▶ What is required
Scan the entries for lines with "Mature" and say how many there are, with nothing more.

▶ Data entries for graphics
--------------------------------

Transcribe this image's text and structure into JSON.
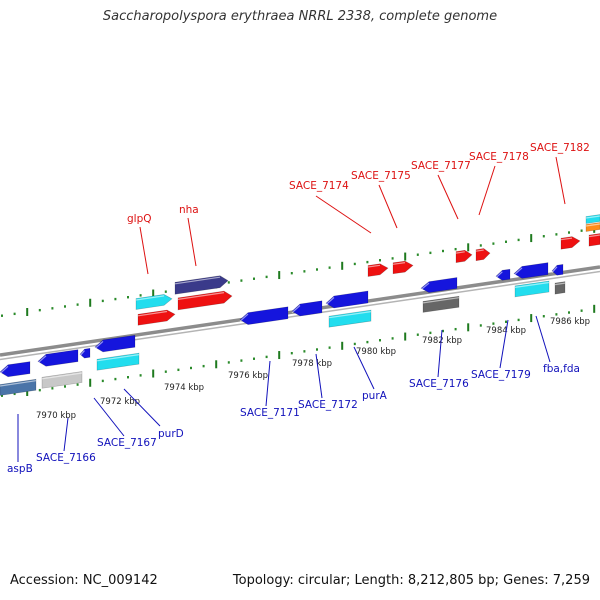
{
  "title": "Saccharopolyspora erythraea NRRL 2338, complete genome",
  "footer": {
    "accession": "Accession: NC_009142",
    "summary": "Topology: circular; Length: 8,212,805 bp; Genes: 7,259"
  },
  "colors": {
    "backbone": "#8c8c8c",
    "tick_major": "#1e7a1e",
    "tick_minor": "#2a8a2a",
    "label_top": "#dd1111",
    "label_bottom": "#1111bb",
    "kbp": "#222222",
    "red": "#ee1111",
    "blue": "#1515dd",
    "cyan": "#22ddee",
    "navy": "#3a3a8a",
    "gray": "#666666",
    "lightgray": "#c8c8c8",
    "steel": "#4a74a8",
    "orange": "#ff8c1a",
    "teal": "#22aabb"
  },
  "kbp_labels": [
    "7970 kbp",
    "7972 kbp",
    "7974 kbp",
    "7976 kbp",
    "7978 kbp",
    "7980 kbp",
    "7982 kbp",
    "7984 kbp",
    "7986 kbp"
  ],
  "labels_top": [
    "glpQ",
    "nha",
    "SACE_7174",
    "SACE_7175",
    "SACE_7177",
    "SACE_7178",
    "SACE_7182"
  ],
  "labels_bottom": [
    "aspB",
    "SACE_7166",
    "SACE_7167",
    "purD",
    "SACE_7171",
    "SACE_7172",
    "purA",
    "SACE_7176",
    "SACE_7179",
    "fba,fda"
  ]
}
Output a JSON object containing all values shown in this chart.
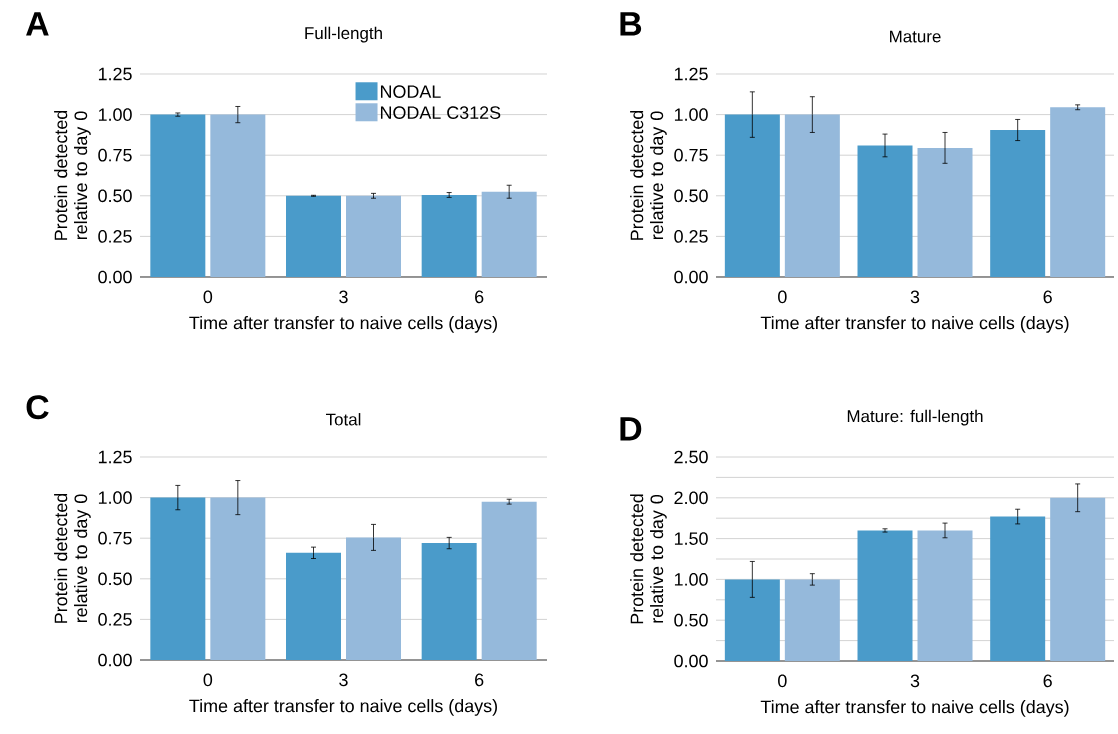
{
  "chart_data": [
    {
      "type": "bar",
      "title": "Full-length",
      "xlabel": "Time after transfer to naive cells (days)",
      "ylabel": "Protein detected relative to day 0",
      "annotations": [
        "A"
      ],
      "categories": [
        "0",
        "3",
        "6"
      ],
      "series": [
        {
          "name": "NODAL",
          "color": "#4a9bca",
          "values": [
            1.0,
            0.5,
            0.505
          ],
          "errors": [
            0.01,
            0.003,
            0.015
          ]
        },
        {
          "name": "NODAL C312S",
          "color": "#95b9db",
          "values": [
            1.0,
            0.5,
            0.525
          ],
          "errors": [
            0.05,
            0.015,
            0.04
          ]
        }
      ],
      "ylim": [
        0,
        1.25
      ],
      "yticks": [
        {
          "value": 0,
          "label": "0.00"
        },
        0.25,
        {
          "value": 0.5,
          "label": "0.50"
        },
        0.75,
        {
          "value": 1,
          "label": "1.00"
        },
        1.25
      ],
      "grid": "y",
      "legend": "top right"
    },
    {
      "type": "bar",
      "title": "Mature",
      "xlabel": "Time after transfer to naive cells (days)",
      "ylabel": "Protein detected relative to day 0",
      "annotations": [
        "B"
      ],
      "categories": [
        "0",
        "3",
        "6"
      ],
      "series": [
        {
          "color": "#4a9bca",
          "values": [
            1.0,
            0.81,
            0.905
          ],
          "errors": [
            0.14,
            0.07,
            0.065
          ]
        },
        {
          "color": "#95b9db",
          "values": [
            1.0,
            0.795,
            1.045
          ],
          "errors": [
            0.11,
            0.095,
            0.015
          ]
        }
      ],
      "ylim": [
        0,
        1.25
      ],
      "yticks": [
        {
          "value": 0,
          "label": "0.00"
        },
        0.25,
        {
          "value": 0.5,
          "label": "0.50"
        },
        0.75,
        {
          "value": 1,
          "label": "1.00"
        },
        1.25
      ],
      "grid": "y"
    },
    {
      "type": "bar",
      "title": "Total",
      "xlabel": "Time after transfer to naive cells (days)",
      "ylabel": "Protein detected relative to day 0",
      "annotations": [
        "C"
      ],
      "categories": [
        "0",
        "3",
        "6"
      ],
      "series": [
        {
          "color": "#4a9bca",
          "values": [
            1.0,
            0.66,
            0.72
          ],
          "errors": [
            0.075,
            0.035,
            0.035
          ]
        },
        {
          "color": "#95b9db",
          "values": [
            1.0,
            0.755,
            0.975
          ],
          "errors": [
            0.105,
            0.08,
            0.015
          ]
        }
      ],
      "ylim": [
        0,
        1.25
      ],
      "yticks": [
        {
          "value": 0,
          "label": "0.00"
        },
        0.25,
        {
          "value": 0.5,
          "label": "0.50"
        },
        0.75,
        {
          "value": 1,
          "label": "1.00"
        },
        1.25
      ],
      "grid": "y"
    },
    {
      "type": "bar",
      "title": "Mature: full-length",
      "xlabel": "Time after transfer to naive cells (days)",
      "ylabel": "Protein detected relative to day 0",
      "annotations": [
        "D"
      ],
      "categories": [
        "0",
        "3",
        "6"
      ],
      "series": [
        {
          "color": "#4a9bca",
          "values": [
            1.0,
            1.6,
            1.77
          ],
          "errors": [
            0.22,
            0.02,
            0.09
          ]
        },
        {
          "color": "#95b9db",
          "values": [
            1.0,
            1.6,
            2.0
          ],
          "errors": [
            0.07,
            0.09,
            0.17
          ]
        }
      ],
      "ylim": [
        0,
        2.5
      ],
      "yticks": [
        {
          "value": 0,
          "label": "0.00"
        },
        {
          "value": 0.25,
          "label": null
        },
        {
          "value": 0.5,
          "label": "0.50"
        },
        {
          "value": 0.75,
          "label": null
        },
        {
          "value": 1,
          "label": "1.00"
        },
        {
          "value": 1.25,
          "label": null
        },
        {
          "value": 1.5,
          "label": "1.50"
        },
        {
          "value": 1.75,
          "label": null
        },
        {
          "value": 2,
          "label": "2.00"
        },
        {
          "value": 2.25,
          "label": null
        },
        {
          "value": 2.5,
          "label": "2.50"
        }
      ],
      "grid": "y"
    }
  ]
}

--------------------------------

▶ Answer box
2